- _Collected data_:
-------------------------

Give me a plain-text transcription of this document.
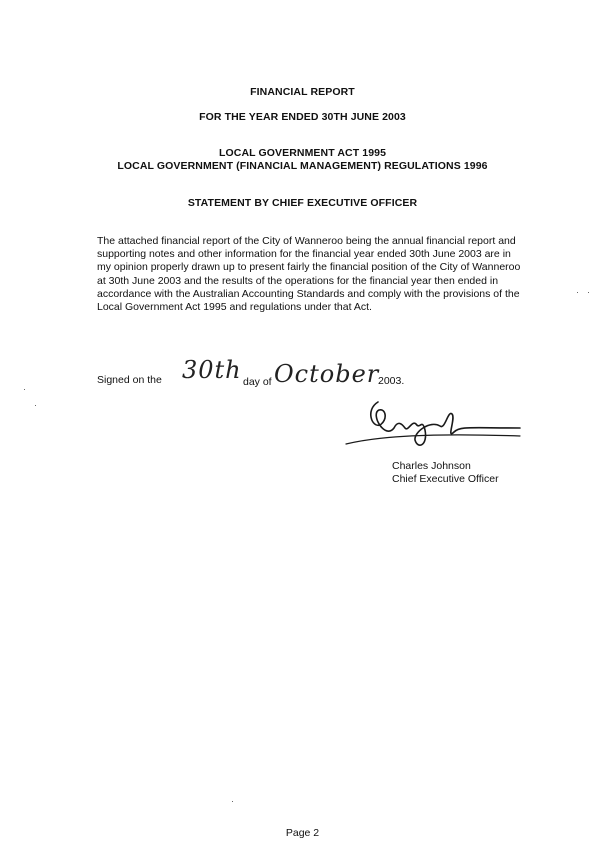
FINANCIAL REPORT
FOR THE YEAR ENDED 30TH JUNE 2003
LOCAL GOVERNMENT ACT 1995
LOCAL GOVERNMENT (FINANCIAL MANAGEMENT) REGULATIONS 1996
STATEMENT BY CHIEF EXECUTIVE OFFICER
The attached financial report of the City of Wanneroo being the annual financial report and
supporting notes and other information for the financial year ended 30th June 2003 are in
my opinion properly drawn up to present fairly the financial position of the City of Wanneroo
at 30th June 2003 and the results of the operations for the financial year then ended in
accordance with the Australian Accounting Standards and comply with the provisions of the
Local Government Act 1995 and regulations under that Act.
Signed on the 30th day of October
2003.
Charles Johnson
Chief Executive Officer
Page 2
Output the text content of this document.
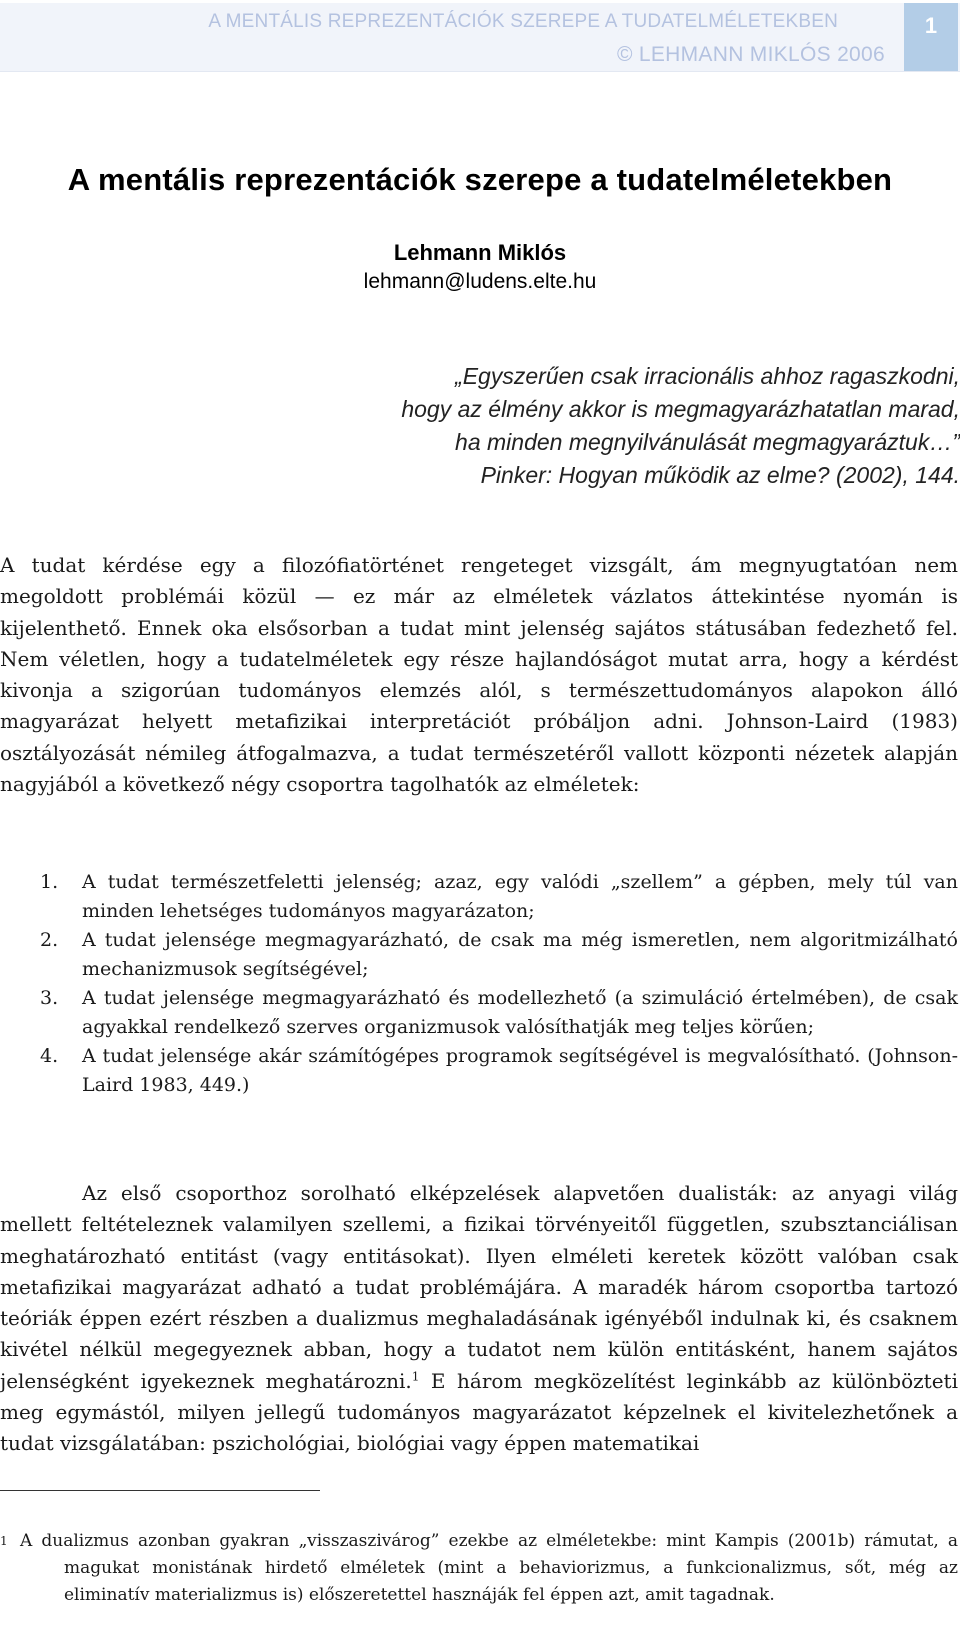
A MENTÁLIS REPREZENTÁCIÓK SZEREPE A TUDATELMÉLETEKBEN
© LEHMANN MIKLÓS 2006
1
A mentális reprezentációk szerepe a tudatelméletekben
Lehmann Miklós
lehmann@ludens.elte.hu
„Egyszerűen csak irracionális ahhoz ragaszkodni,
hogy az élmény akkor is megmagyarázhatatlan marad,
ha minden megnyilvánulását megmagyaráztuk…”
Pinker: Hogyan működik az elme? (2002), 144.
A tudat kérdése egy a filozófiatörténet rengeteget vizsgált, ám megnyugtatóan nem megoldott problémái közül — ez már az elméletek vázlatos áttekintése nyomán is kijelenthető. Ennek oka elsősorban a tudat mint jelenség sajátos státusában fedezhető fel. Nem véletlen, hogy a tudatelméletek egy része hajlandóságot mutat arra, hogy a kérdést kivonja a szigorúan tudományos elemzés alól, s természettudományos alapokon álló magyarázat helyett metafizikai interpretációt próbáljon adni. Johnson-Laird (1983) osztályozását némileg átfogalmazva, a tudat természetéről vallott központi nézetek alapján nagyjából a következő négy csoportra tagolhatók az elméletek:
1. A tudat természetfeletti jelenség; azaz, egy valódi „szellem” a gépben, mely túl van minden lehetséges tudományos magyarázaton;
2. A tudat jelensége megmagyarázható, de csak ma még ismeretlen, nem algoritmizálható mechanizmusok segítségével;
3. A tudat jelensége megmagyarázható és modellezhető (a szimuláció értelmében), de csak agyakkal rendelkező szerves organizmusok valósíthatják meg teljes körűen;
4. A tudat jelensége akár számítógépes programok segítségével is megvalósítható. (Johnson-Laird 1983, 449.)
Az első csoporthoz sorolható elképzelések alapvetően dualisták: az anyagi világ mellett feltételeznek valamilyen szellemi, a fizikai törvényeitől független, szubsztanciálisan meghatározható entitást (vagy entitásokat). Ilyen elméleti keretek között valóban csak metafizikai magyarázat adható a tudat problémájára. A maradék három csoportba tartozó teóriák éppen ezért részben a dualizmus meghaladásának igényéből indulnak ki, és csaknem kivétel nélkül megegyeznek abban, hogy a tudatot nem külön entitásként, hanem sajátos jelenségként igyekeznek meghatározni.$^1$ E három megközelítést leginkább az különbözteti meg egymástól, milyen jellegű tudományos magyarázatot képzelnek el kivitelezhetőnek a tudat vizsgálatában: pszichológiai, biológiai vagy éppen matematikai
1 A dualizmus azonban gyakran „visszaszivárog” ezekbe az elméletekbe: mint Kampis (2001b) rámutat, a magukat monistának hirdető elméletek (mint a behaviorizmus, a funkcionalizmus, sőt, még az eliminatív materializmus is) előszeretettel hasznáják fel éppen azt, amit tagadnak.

-------------------------

- _WHAT YOU SHOULD DO_:
Transcribe the records above verbatim. Do not carry over any picture.

- _PROBLEM SOLUTION_:
Give me a plain-text transcription of this document.
FINANCIAL REPORT
FOR THE YEAR ENDED 30TH JUNE 2003
LOCAL GOVERNMENT ACT 1995
LOCAL GOVERNMENT (FINANCIAL MANAGEMENT) REGULATIONS 1996
STATEMENT BY CHIEF EXECUTIVE OFFICER
The attached financial report of the City of Wanneroo being the annual financial report and
supporting notes and other information for the financial year ended 30th June 2003 are in
my opinion properly drawn up to present fairly the financial position of the City of Wanneroo
at 30th June 2003 and the results of the operations for the financial year then ended in
accordance with the Australian Accounting Standards and comply with the provisions of the
Local Government Act 1995 and regulations under that Act.
Signed on the 30th day of October
2003.
Charles Johnson
Chief Executive Officer
Page 2
Output the text content of this document.
A MENTÁLIS REPREZENTÁCIÓK SZEREPE A TUDATELMÉLETEKBEN
© LEHMANN MIKLÓS 2006
1
A mentális reprezentációk szerepe a tudatelméletekben
Lehmann Miklós
lehmann@ludens.elte.hu
„Egyszerűen csak irracionális ahhoz ragaszkodni,
hogy az élmény akkor is megmagyarázhatatlan marad,
ha minden megnyilvánulását megmagyaráztuk…”
Pinker: Hogyan működik az elme? (2002), 144.
A tudat kérdése egy a filozófiatörténet rengeteget vizsgált, ám megnyugtatóan nem megoldott problémái közül — ez már az elméletek vázlatos áttekintése nyomán is kijelenthető. Ennek oka elsősorban a tudat mint jelenség sajátos státusában fedezhető fel. Nem véletlen, hogy a tudatelméletek egy része hajlandóságot mutat arra, hogy a kérdést kivonja a szigorúan tudományos elemzés alól, s természettudományos alapokon álló magyarázat helyett metafizikai interpretációt próbáljon adni. Johnson-Laird (1983) osztályozását némileg átfogalmazva, a tudat természetéről vallott központi nézetek alapján nagyjából a következő négy csoportra tagolhatók az elméletek:
1. A tudat természetfeletti jelenség; azaz, egy valódi „szellem” a gépben, mely túl van minden lehetséges tudományos magyarázaton;
2. A tudat jelensége megmagyarázható, de csak ma még ismeretlen, nem algoritmizálható mechanizmusok segítségével;
3. A tudat jelensége megmagyarázható és modellezhető (a szimuláció értelmében), de csak agyakkal rendelkező szerves organizmusok valósíthatják meg teljes körűen;
4. A tudat jelensége akár számítógépes programok segítségével is megvalósítható. (Johnson-Laird 1983, 449.)
Az első csoporthoz sorolható elképzelések alapvetően dualisták: az anyagi világ mellett feltételeznek valamilyen szellemi, a fizikai törvényeitől független, szubsztanciálisan meghatározható entitást (vagy entitásokat). Ilyen elméleti keretek között valóban csak metafizikai magyarázat adható a tudat problémájára. A maradék három csoportba tartozó teóriák éppen ezért részben a dualizmus meghaladásának igényéből indulnak ki, és csaknem kivétel nélkül megegyeznek abban, hogy a tudatot nem külön entitásként, hanem sajátos jelenségként igyekeznek meghatározni.$^1$ E három megközelítést leginkább az különbözteti meg egymástól, milyen jellegű tudományos magyarázatot képzelnek el kivitelezhetőnek a tudat vizsgálatában: pszichológiai, biológiai vagy éppen matematikai
1 A dualizmus azonban gyakran „visszaszivárog” ezekbe az elméletekbe: mint Kampis (2001b) rámutat, a magukat monistának hirdető elméletek (mint a behaviorizmus, a funkcionalizmus, sőt, még az eliminatív materializmus is) előszeretettel hasznáják fel éppen azt, amit tagadnak.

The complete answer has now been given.